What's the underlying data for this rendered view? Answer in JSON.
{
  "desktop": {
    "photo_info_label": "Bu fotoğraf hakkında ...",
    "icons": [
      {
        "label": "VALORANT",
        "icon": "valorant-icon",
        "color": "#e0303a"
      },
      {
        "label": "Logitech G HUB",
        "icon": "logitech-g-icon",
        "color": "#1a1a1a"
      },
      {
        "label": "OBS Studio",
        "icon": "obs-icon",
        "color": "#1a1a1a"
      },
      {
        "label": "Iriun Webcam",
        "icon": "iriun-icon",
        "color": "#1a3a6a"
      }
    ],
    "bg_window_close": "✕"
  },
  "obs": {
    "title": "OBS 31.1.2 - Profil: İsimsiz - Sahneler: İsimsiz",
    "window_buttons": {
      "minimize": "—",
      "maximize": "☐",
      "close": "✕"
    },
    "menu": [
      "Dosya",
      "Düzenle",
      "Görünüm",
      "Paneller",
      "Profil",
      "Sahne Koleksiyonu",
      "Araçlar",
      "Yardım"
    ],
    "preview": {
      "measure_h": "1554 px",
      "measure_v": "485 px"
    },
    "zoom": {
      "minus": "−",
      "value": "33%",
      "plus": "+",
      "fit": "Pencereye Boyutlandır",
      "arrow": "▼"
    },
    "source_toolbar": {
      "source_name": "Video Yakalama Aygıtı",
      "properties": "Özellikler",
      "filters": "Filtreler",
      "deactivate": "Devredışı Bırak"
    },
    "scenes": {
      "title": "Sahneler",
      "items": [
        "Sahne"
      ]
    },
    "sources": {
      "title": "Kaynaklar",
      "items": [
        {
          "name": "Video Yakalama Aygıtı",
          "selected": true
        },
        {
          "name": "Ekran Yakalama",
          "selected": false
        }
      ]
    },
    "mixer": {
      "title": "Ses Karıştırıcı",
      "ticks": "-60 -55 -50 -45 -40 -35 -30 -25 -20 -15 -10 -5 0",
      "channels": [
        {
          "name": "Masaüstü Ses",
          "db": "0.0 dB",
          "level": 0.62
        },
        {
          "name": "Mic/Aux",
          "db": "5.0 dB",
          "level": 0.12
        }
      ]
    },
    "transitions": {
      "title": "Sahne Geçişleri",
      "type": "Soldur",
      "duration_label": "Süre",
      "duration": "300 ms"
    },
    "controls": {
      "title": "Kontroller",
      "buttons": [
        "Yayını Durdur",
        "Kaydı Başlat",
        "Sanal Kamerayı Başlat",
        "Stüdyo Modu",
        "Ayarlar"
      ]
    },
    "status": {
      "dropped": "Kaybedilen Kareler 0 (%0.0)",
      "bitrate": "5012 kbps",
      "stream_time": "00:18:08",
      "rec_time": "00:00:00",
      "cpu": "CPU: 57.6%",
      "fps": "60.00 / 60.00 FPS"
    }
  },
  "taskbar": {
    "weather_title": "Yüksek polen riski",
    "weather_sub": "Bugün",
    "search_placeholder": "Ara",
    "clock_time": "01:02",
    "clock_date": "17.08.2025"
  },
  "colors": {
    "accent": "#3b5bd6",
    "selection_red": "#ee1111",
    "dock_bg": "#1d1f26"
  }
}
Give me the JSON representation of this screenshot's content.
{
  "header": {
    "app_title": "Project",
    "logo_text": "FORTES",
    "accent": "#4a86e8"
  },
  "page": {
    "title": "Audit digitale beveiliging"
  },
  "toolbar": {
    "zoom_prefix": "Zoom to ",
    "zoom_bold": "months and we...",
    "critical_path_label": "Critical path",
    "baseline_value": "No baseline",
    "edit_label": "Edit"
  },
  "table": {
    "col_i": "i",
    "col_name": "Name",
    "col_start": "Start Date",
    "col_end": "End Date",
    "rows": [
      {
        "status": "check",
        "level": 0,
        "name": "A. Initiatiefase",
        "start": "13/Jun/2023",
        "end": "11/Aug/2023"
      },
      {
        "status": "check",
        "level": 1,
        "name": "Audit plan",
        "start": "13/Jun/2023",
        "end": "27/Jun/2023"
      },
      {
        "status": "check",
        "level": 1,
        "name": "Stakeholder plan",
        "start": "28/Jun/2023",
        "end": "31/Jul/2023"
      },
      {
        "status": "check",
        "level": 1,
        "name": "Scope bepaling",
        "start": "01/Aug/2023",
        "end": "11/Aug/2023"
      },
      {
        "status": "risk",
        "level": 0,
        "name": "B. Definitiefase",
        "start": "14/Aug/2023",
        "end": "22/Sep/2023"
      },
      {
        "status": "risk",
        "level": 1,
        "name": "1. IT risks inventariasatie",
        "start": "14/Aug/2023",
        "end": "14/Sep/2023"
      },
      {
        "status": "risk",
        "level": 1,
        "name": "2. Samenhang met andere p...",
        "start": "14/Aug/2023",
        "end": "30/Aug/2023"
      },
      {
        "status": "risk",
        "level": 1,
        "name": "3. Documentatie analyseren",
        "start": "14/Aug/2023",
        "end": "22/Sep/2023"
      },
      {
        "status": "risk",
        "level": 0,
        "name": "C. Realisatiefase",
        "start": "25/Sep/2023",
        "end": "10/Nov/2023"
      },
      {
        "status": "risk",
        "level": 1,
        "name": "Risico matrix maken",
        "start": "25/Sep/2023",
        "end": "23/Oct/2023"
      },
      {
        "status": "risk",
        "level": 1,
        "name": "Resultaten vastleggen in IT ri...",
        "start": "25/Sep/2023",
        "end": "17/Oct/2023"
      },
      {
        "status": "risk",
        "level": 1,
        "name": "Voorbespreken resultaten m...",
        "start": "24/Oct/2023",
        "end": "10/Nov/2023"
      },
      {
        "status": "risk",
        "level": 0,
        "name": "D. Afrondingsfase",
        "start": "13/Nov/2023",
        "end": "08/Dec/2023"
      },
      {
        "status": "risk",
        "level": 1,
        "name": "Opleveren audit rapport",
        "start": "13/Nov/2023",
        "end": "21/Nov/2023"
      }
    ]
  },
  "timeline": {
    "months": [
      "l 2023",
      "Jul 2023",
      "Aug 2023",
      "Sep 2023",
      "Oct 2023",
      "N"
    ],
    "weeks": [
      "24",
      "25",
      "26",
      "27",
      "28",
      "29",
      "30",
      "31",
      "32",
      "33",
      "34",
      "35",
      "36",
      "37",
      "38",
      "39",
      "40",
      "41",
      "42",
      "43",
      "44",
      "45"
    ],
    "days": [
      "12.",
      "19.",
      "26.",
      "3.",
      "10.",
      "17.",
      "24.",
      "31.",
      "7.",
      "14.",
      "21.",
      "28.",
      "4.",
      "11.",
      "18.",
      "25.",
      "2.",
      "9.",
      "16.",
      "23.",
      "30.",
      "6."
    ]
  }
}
------------------------------------------------------------
=== Short task ===
All of the entries must be written out exactly as they stand.

=== Answer ===
What's the underlying data for this rendered view? Answer in JSON.
{
  "desktop": {
    "photo_info_label": "Bu fotoğraf hakkında ...",
    "icons": [
      {
        "label": "VALORANT",
        "icon": "valorant-icon",
        "color": "#e0303a"
      },
      {
        "label": "Logitech G HUB",
        "icon": "logitech-g-icon",
        "color": "#1a1a1a"
      },
      {
        "label": "OBS Studio",
        "icon": "obs-icon",
        "color": "#1a1a1a"
      },
      {
        "label": "Iriun Webcam",
        "icon": "iriun-icon",
        "color": "#1a3a6a"
      }
    ],
    "bg_window_close": "✕"
  },
  "obs": {
    "title": "OBS 31.1.2 - Profil: İsimsiz - Sahneler: İsimsiz",
    "window_buttons": {
      "minimize": "—",
      "maximize": "☐",
      "close": "✕"
    },
    "menu": [
      "Dosya",
      "Düzenle",
      "Görünüm",
      "Paneller",
      "Profil",
      "Sahne Koleksiyonu",
      "Araçlar",
      "Yardım"
    ],
    "preview": {
      "measure_h": "1554 px",
      "measure_v": "485 px"
    },
    "zoom": {
      "minus": "−",
      "value": "33%",
      "plus": "+",
      "fit": "Pencereye Boyutlandır",
      "arrow": "▼"
    },
    "source_toolbar": {
      "source_name": "Video Yakalama Aygıtı",
      "properties": "Özellikler",
      "filters": "Filtreler",
      "deactivate": "Devredışı Bırak"
    },
    "scenes": {
      "title": "Sahneler",
      "items": [
        "Sahne"
      ]
    },
    "sources": {
      "title": "Kaynaklar",
      "items": [
        {
          "name": "Video Yakalama Aygıtı",
          "selected": true
        },
        {
          "name": "Ekran Yakalama",
          "selected": false
        }
      ]
    },
    "mixer": {
      "title": "Ses Karıştırıcı",
      "ticks": "-60 -55 -50 -45 -40 -35 -30 -25 -20 -15 -10 -5 0",
      "channels": [
        {
          "name": "Masaüstü Ses",
          "db": "0.0 dB",
          "level": 0.62
        },
        {
          "name": "Mic/Aux",
          "db": "5.0 dB",
          "level": 0.12
        }
      ]
    },
    "transitions": {
      "title": "Sahne Geçişleri",
      "type": "Soldur",
      "duration_label": "Süre",
      "duration": "300 ms"
    },
    "controls": {
      "title": "Kontroller",
      "buttons": [
        "Yayını Durdur",
        "Kaydı Başlat",
        "Sanal Kamerayı Başlat",
        "Stüdyo Modu",
        "Ayarlar"
      ]
    },
    "status": {
      "dropped": "Kaybedilen Kareler 0 (%0.0)",
      "bitrate": "5012 kbps",
      "stream_time": "00:18:08",
      "rec_time": "00:00:00",
      "cpu": "CPU: 57.6%",
      "fps": "60.00 / 60.00 FPS"
    }
  },
  "taskbar": {
    "weather_title": "Yüksek polen riski",
    "weather_sub": "Bugün",
    "search_placeholder": "Ara",
    "clock_time": "01:02",
    "clock_date": "17.08.2025"
  },
  "colors": {
    "accent": "#3b5bd6",
    "selection_red": "#ee1111",
    "dock_bg": "#1d1f26"
  }
}
Give me the JSON representation of this screenshot's content.
{
  "header": {
    "app_title": "Project",
    "logo_text": "FORTES",
    "accent": "#4a86e8"
  },
  "page": {
    "title": "Audit digitale beveiliging"
  },
  "toolbar": {
    "zoom_prefix": "Zoom to ",
    "zoom_bold": "months and we...",
    "critical_path_label": "Critical path",
    "baseline_value": "No baseline",
    "edit_label": "Edit"
  },
  "table": {
    "col_i": "i",
    "col_name": "Name",
    "col_start": "Start Date",
    "col_end": "End Date",
    "rows": [
      {
        "status": "check",
        "level": 0,
        "name": "A. Initiatiefase",
        "start": "13/Jun/2023",
        "end": "11/Aug/2023"
      },
      {
        "status": "check",
        "level": 1,
        "name": "Audit plan",
        "start": "13/Jun/2023",
        "end": "27/Jun/2023"
      },
      {
        "status": "check",
        "level": 1,
        "name": "Stakeholder plan",
        "start": "28/Jun/2023",
        "end": "31/Jul/2023"
      },
      {
        "status": "check",
        "level": 1,
        "name": "Scope bepaling",
        "start": "01/Aug/2023",
        "end": "11/Aug/2023"
      },
      {
        "status": "risk",
        "level": 0,
        "name": "B. Definitiefase",
        "start": "14/Aug/2023",
        "end": "22/Sep/2023"
      },
      {
        "status": "risk",
        "level": 1,
        "name": "1. IT risks inventariasatie",
        "start": "14/Aug/2023",
        "end": "14/Sep/2023"
      },
      {
        "status": "risk",
        "level": 1,
        "name": "2. Samenhang met andere p...",
        "start": "14/Aug/2023",
        "end": "30/Aug/2023"
      },
      {
        "status": "risk",
        "level": 1,
        "name": "3. Documentatie analyseren",
        "start": "14/Aug/2023",
        "end": "22/Sep/2023"
      },
      {
        "status": "risk",
        "level": 0,
        "name": "C. Realisatiefase",
        "start": "25/Sep/2023",
        "end": "10/Nov/2023"
      },
      {
        "status": "risk",
        "level": 1,
        "name": "Risico matrix maken",
        "start": "25/Sep/2023",
        "end": "23/Oct/2023"
      },
      {
        "status": "risk",
        "level": 1,
        "name": "Resultaten vastleggen in IT ri...",
        "start": "25/Sep/2023",
        "end": "17/Oct/2023"
      },
      {
        "status": "risk",
        "level": 1,
        "name": "Voorbespreken resultaten m...",
        "start": "24/Oct/2023",
        "end": "10/Nov/2023"
      },
      {
        "status": "risk",
        "level": 0,
        "name": "D. Afrondingsfase",
        "start": "13/Nov/2023",
        "end": "08/Dec/2023"
      },
      {
        "status": "risk",
        "level": 1,
        "name": "Opleveren audit rapport",
        "start": "13/Nov/2023",
        "end": "21/Nov/2023"
      }
    ]
  },
  "timeline": {
    "months": [
      "l 2023",
      "Jul 2023",
      "Aug 2023",
      "Sep 2023",
      "Oct 2023",
      "N"
    ],
    "weeks": [
      "24",
      "25",
      "26",
      "27",
      "28",
      "29",
      "30",
      "31",
      "32",
      "33",
      "34",
      "35",
      "36",
      "37",
      "38",
      "39",
      "40",
      "41",
      "42",
      "43",
      "44",
      "45"
    ],
    "days": [
      "12.",
      "19.",
      "26.",
      "3.",
      "10.",
      "17.",
      "24.",
      "31.",
      "7.",
      "14.",
      "21.",
      "28.",
      "4.",
      "11.",
      "18.",
      "25.",
      "2.",
      "9.",
      "16.",
      "23.",
      "30.",
      "6."
    ]
  }
}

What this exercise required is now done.